### Aim of the exercise:
Without including any pictures, copy each entry below exactly.
◆ ◆ ◆ ◆ ◆
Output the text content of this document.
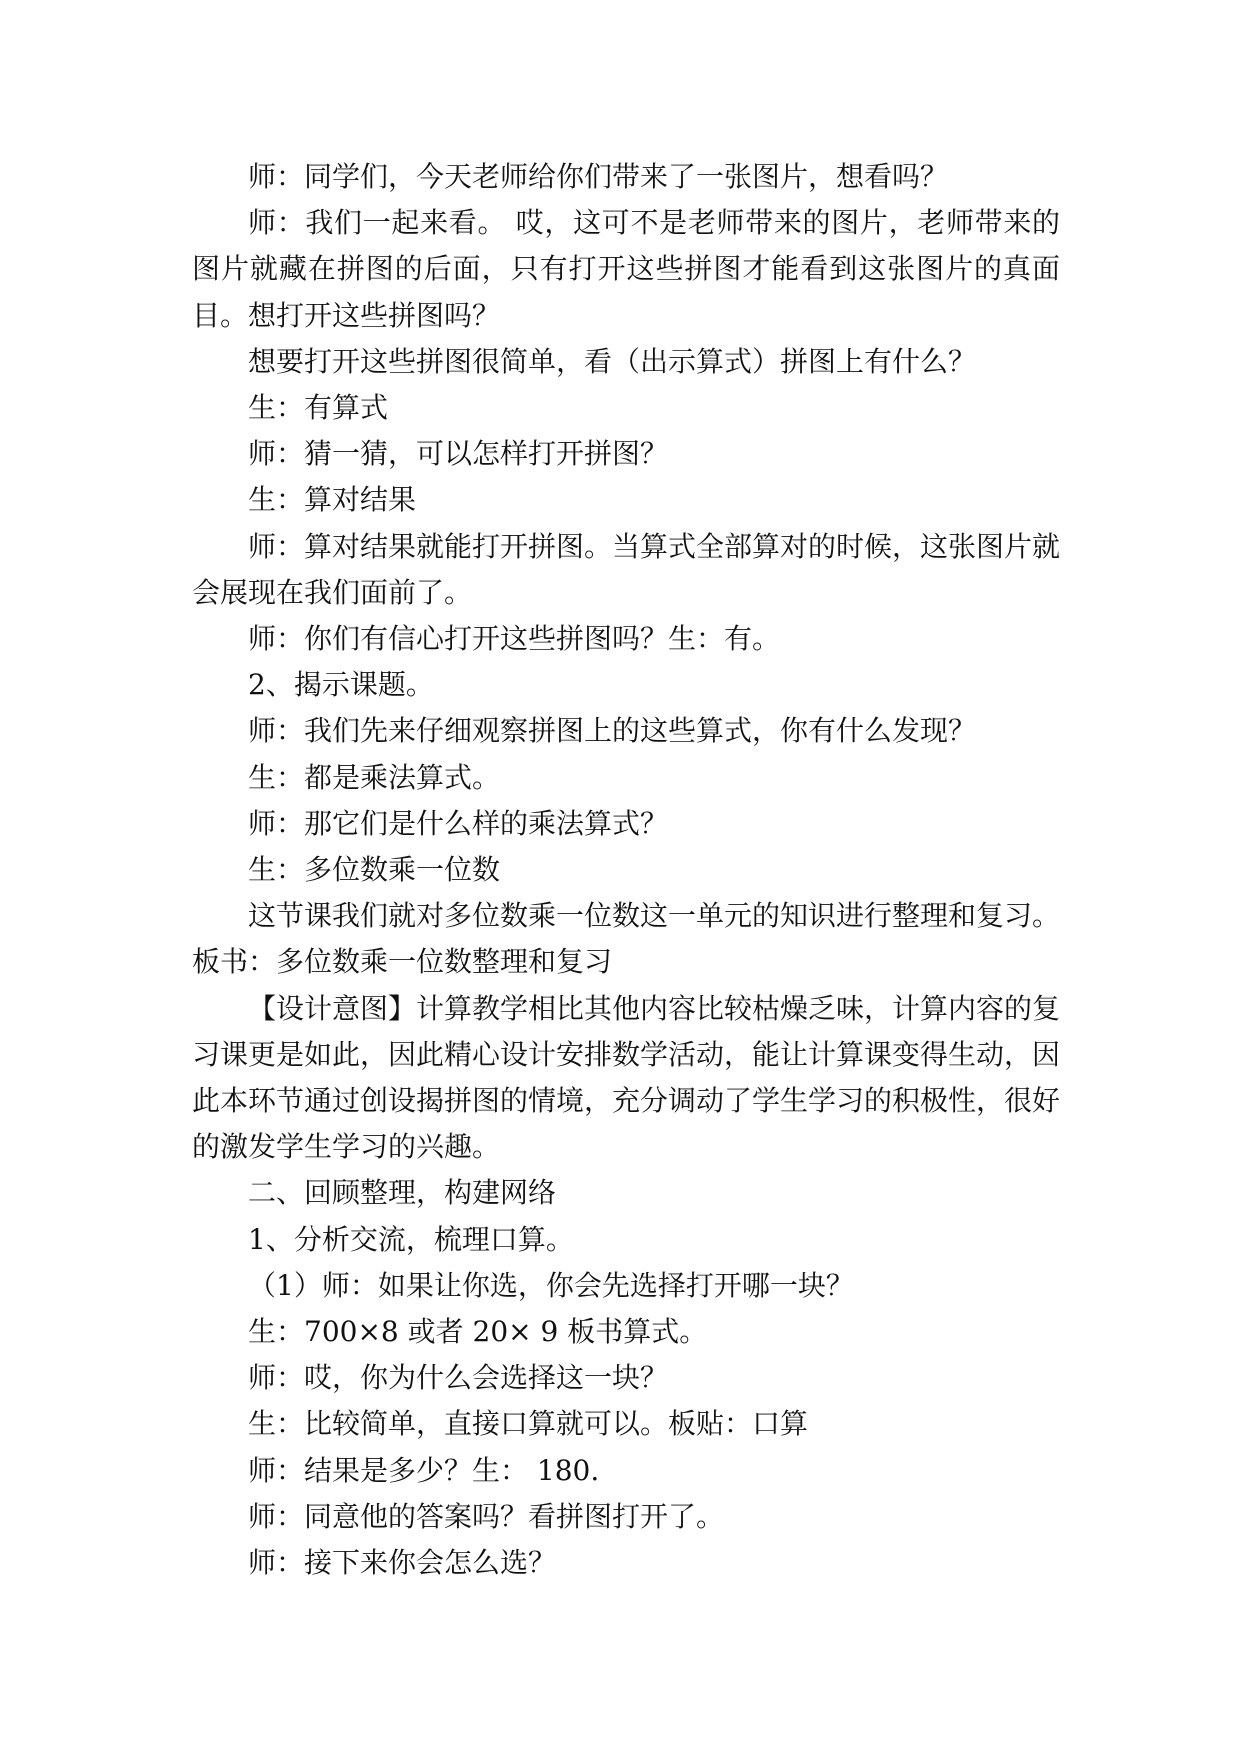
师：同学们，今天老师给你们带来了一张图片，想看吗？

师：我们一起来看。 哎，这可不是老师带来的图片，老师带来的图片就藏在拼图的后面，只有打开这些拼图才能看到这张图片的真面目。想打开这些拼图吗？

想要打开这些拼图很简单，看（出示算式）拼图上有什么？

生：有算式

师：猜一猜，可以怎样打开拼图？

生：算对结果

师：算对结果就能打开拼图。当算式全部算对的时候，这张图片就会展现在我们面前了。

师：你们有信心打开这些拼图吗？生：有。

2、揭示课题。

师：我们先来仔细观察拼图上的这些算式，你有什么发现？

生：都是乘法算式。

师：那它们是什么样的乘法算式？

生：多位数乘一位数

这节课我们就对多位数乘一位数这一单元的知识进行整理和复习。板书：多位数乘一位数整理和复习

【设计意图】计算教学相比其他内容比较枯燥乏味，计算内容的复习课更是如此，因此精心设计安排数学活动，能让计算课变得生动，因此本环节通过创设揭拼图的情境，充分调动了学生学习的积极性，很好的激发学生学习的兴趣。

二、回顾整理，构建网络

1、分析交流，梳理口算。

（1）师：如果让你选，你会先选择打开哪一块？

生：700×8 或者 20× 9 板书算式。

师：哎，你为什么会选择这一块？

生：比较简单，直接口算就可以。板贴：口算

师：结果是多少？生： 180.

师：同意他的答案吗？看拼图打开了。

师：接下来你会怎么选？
◆ ◆ ◆ ◆ ◆
### Solution:
Output the text content of this document.
师：同学们，今天老师给你们带来了一张图片，想看吗？

师：我们一起来看。 哎，这可不是老师带来的图片，老师带来的图片就藏在拼图的后面，只有打开这些拼图才能看到这张图片的真面目。想打开这些拼图吗？

想要打开这些拼图很简单，看（出示算式）拼图上有什么？

生：有算式

师：猜一猜，可以怎样打开拼图？

生：算对结果

师：算对结果就能打开拼图。当算式全部算对的时候，这张图片就会展现在我们面前了。

师：你们有信心打开这些拼图吗？生：有。

2、揭示课题。

师：我们先来仔细观察拼图上的这些算式，你有什么发现？

生：都是乘法算式。

师：那它们是什么样的乘法算式？

生：多位数乘一位数

这节课我们就对多位数乘一位数这一单元的知识进行整理和复习。板书：多位数乘一位数整理和复习

【设计意图】计算教学相比其他内容比较枯燥乏味，计算内容的复习课更是如此，因此精心设计安排数学活动，能让计算课变得生动，因此本环节通过创设揭拼图的情境，充分调动了学生学习的积极性，很好的激发学生学习的兴趣。

二、回顾整理，构建网络

1、分析交流，梳理口算。

（1）师：如果让你选，你会先选择打开哪一块？

生：700×8 或者 20× 9 板书算式。

师：哎，你为什么会选择这一块？

生：比较简单，直接口算就可以。板贴：口算

师：结果是多少？生： 180.

师：同意他的答案吗？看拼图打开了。

师：接下来你会怎么选？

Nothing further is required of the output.